AIM OF THE EXERCISE → Reproduce the listing below exactly, minus its pictures.

# # # # # # #

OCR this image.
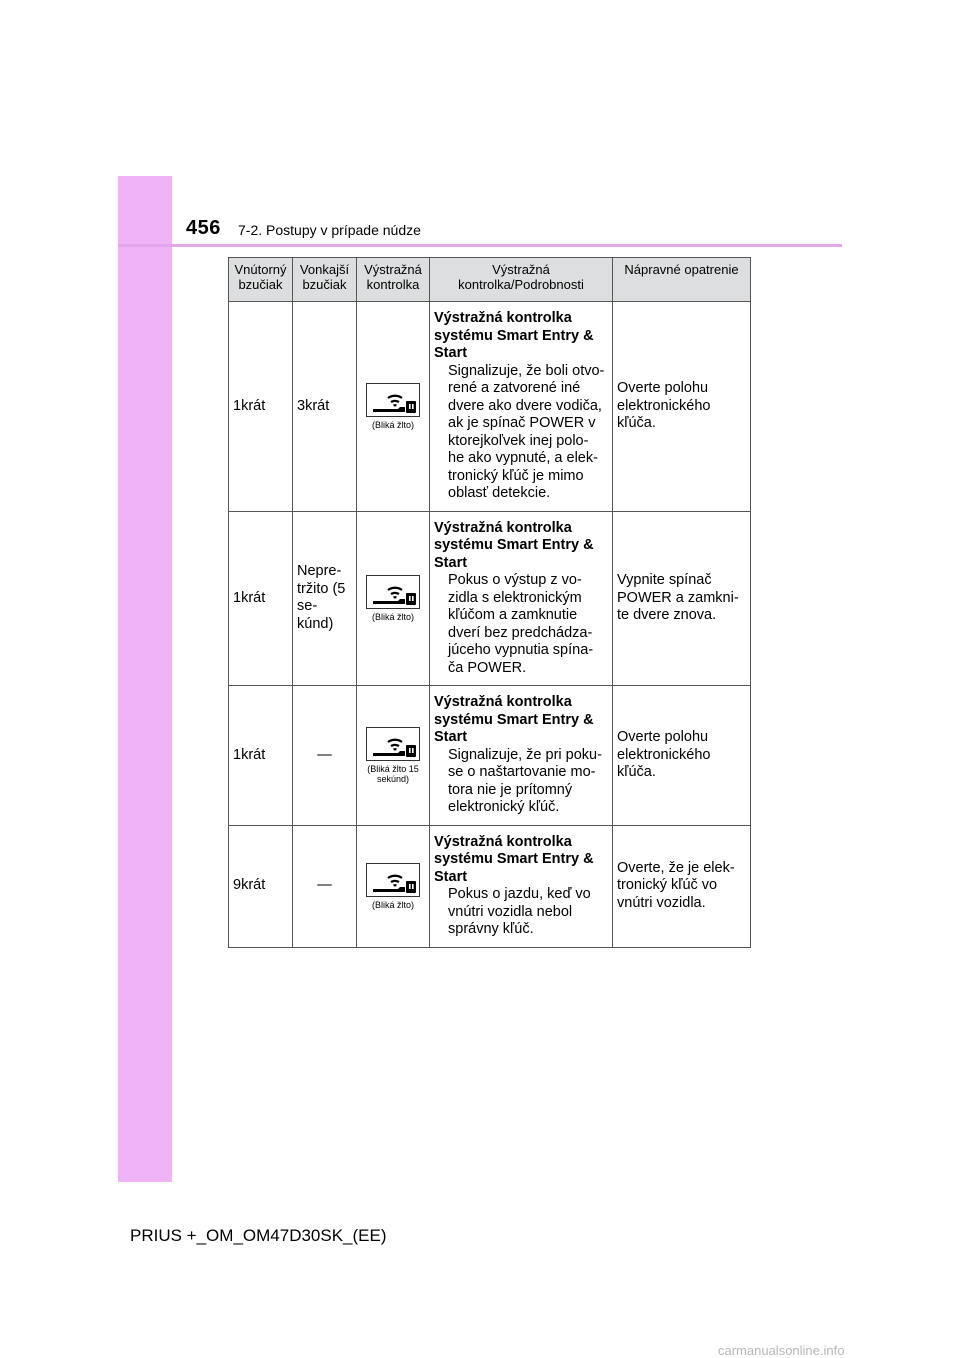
456 7-2. Postupy v prípade núdze
Vnútorný bzučiak	Vonkajší bzučiak	Výstražná kontrolka	Výstražná kontrolka/Podrobnosti	Nápravné opatrenie
1krát	3krát	(Bliká žlto)	Výstražná kontrolka systému Smart Entry & Start
Signalizuje, že boli otvo- rené a zatvorené iné dvere ako dvere vodiča, ak je spínač POWER v ktorejkoľvek inej polo- he ako vypnuté, a elek- tronický kľúč je mimo oblasť detekcie.	Overte polohu elektronického kľúča.
1krát	Nepre- tržito (5 se- kúnd)	(Bliká žlto)	Výstražná kontrolka systému Smart Entry & Start
Pokus o výstup z vo- zidla s elektronickým kľúčom a zamknutie dverí bez predchádza- júceho vypnutia spína- ča POWER.	Vypnite spínač POWER a zamkni- te dvere znova.
1krát	—	(Bliká žlto 15 sekúnd)	Výstražná kontrolka systému Smart Entry & Start
Signalizuje, že pri poku- se o naštartovanie mo- tora nie je prítomný elektronický kľúč.	Overte polohu elektronického kľúča.
9krát	—	(Bliká žlto)	Výstražná kontrolka systému Smart Entry & Start
Pokus o jazdu, keď vo vnútri vozidla nebol správny kľúč.	Overte, že je elek- tronický kľúč vo vnútri vozidla.
PRIUS +_OM_OM47D30SK_(EE)
carmanualsonline.info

# # # # # # #

EXPECTED ANSWER →
OCR this image.
456 7-2. Postupy v prípade núdze
Vnútorný bzučiak	Vonkajší bzučiak	Výstražná kontrolka	Výstražná kontrolka/Podrobnosti	Nápravné opatrenie
1krát	3krát	(Bliká žlto)	Výstražná kontrolka systému Smart Entry & Start
Signalizuje, že boli otvo- rené a zatvorené iné dvere ako dvere vodiča, ak je spínač POWER v ktorejkoľvek inej polo- he ako vypnuté, a elek- tronický kľúč je mimo oblasť detekcie.	Overte polohu elektronického kľúča.
1krát	Nepre- tržito (5 se- kúnd)	(Bliká žlto)	Výstražná kontrolka systému Smart Entry & Start
Pokus o výstup z vo- zidla s elektronickým kľúčom a zamknutie dverí bez predchádza- júceho vypnutia spína- ča POWER.	Vypnite spínač POWER a zamkni- te dvere znova.
1krát	—	(Bliká žlto 15 sekúnd)	Výstražná kontrolka systému Smart Entry & Start
Signalizuje, že pri poku- se o naštartovanie mo- tora nie je prítomný elektronický kľúč.	Overte polohu elektronického kľúča.
9krát	—	(Bliká žlto)	Výstražná kontrolka systému Smart Entry & Start
Pokus o jazdu, keď vo vnútri vozidla nebol správny kľúč.	Overte, že je elek- tronický kľúč vo vnútri vozidla.
PRIUS +_OM_OM47D30SK_(EE)
carmanualsonline.info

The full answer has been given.